Description of the task >>
Look for the string "Opera" and copy every line that has it.
Start of Provided records
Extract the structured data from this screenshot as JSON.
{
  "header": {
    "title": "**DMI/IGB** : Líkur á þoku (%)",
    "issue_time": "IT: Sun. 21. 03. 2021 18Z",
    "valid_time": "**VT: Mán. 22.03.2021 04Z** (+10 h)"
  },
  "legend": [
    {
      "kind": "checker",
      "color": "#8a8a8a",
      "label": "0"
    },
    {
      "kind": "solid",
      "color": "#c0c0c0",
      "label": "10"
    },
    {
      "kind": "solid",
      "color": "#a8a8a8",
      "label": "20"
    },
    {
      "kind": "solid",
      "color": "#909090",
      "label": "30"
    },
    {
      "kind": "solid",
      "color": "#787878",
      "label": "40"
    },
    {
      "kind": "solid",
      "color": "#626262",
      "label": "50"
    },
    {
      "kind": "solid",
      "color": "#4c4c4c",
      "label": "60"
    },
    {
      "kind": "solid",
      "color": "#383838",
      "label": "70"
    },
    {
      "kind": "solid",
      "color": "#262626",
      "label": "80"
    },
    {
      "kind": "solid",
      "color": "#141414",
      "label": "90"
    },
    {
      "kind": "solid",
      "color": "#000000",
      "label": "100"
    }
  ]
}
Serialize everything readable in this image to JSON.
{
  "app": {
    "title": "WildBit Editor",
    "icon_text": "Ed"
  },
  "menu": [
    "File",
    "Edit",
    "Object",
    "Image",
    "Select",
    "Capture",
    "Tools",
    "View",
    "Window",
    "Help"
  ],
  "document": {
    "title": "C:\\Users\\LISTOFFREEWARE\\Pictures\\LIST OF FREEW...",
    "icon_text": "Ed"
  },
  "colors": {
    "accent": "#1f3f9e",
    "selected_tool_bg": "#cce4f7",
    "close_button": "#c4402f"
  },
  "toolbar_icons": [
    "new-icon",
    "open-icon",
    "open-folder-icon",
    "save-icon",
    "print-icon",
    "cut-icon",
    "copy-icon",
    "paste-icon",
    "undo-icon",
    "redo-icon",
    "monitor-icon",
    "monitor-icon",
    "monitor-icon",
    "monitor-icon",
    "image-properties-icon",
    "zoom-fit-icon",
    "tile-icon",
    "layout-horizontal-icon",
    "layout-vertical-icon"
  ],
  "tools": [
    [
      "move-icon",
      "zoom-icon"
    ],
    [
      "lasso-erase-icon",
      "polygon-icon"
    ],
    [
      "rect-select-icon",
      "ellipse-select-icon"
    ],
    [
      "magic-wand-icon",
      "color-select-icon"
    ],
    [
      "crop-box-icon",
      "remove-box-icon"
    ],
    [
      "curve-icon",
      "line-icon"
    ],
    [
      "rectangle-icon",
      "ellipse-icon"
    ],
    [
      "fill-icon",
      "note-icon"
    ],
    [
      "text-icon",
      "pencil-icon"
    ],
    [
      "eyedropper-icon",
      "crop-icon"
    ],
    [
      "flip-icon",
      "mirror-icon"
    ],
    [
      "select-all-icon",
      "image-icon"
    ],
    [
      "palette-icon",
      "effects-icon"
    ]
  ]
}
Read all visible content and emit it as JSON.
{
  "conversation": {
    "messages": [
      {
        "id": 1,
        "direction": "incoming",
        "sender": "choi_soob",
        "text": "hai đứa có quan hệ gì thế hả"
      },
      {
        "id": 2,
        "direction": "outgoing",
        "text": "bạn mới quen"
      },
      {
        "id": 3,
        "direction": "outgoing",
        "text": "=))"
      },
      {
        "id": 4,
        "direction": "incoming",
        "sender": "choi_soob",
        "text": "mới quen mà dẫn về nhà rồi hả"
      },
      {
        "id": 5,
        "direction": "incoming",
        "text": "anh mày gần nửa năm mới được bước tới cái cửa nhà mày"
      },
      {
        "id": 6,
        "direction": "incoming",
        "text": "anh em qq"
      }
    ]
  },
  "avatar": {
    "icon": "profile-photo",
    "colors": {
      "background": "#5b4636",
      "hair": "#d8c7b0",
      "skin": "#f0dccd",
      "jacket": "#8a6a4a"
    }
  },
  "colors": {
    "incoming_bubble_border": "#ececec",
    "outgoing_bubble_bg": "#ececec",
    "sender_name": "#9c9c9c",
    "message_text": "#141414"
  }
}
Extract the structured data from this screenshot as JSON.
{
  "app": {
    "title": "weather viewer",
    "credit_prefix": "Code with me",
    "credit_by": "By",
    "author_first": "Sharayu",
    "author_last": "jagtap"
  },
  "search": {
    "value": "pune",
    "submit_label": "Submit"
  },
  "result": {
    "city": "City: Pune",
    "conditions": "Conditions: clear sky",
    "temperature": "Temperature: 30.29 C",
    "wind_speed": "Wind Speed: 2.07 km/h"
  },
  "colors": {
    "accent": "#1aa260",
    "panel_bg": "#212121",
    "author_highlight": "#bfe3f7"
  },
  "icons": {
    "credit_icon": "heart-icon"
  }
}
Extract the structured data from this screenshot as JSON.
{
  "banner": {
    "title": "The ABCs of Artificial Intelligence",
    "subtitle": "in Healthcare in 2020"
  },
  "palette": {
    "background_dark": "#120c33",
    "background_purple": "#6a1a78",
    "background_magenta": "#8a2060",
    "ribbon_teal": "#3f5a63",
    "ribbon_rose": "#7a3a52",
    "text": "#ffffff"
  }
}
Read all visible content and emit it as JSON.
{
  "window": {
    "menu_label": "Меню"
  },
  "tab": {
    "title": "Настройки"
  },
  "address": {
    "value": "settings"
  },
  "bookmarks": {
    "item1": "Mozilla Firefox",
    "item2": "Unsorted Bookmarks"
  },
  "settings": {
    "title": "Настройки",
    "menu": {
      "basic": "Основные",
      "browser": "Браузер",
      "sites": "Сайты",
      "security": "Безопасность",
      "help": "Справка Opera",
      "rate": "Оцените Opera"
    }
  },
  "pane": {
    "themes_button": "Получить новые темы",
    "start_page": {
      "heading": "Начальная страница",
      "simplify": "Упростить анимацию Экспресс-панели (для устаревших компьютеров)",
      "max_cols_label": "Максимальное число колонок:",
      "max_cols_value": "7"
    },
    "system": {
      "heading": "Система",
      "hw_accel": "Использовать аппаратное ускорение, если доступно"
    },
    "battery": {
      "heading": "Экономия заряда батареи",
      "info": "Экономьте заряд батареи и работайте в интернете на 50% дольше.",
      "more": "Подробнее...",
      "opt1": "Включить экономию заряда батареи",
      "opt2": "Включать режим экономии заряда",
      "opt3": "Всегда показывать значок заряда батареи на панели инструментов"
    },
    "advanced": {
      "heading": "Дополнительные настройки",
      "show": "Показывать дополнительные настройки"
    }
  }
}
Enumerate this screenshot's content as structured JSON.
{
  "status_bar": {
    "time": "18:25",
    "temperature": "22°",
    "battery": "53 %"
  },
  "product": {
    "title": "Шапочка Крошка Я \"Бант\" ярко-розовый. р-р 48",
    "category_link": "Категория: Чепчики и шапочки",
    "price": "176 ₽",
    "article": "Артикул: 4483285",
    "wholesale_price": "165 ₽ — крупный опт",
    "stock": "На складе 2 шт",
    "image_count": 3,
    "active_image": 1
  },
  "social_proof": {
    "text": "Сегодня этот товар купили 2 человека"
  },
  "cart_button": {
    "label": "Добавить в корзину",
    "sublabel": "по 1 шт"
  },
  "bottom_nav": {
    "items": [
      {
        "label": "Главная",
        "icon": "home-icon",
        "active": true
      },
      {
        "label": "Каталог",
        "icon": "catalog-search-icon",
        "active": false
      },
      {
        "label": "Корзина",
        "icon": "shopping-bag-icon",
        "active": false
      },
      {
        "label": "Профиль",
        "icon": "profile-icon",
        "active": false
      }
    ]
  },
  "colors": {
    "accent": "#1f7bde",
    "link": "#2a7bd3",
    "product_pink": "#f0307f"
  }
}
End of Provided records
Result of the task >>
      "help": "Справка Opera",
      "rate": "Оцените Opera"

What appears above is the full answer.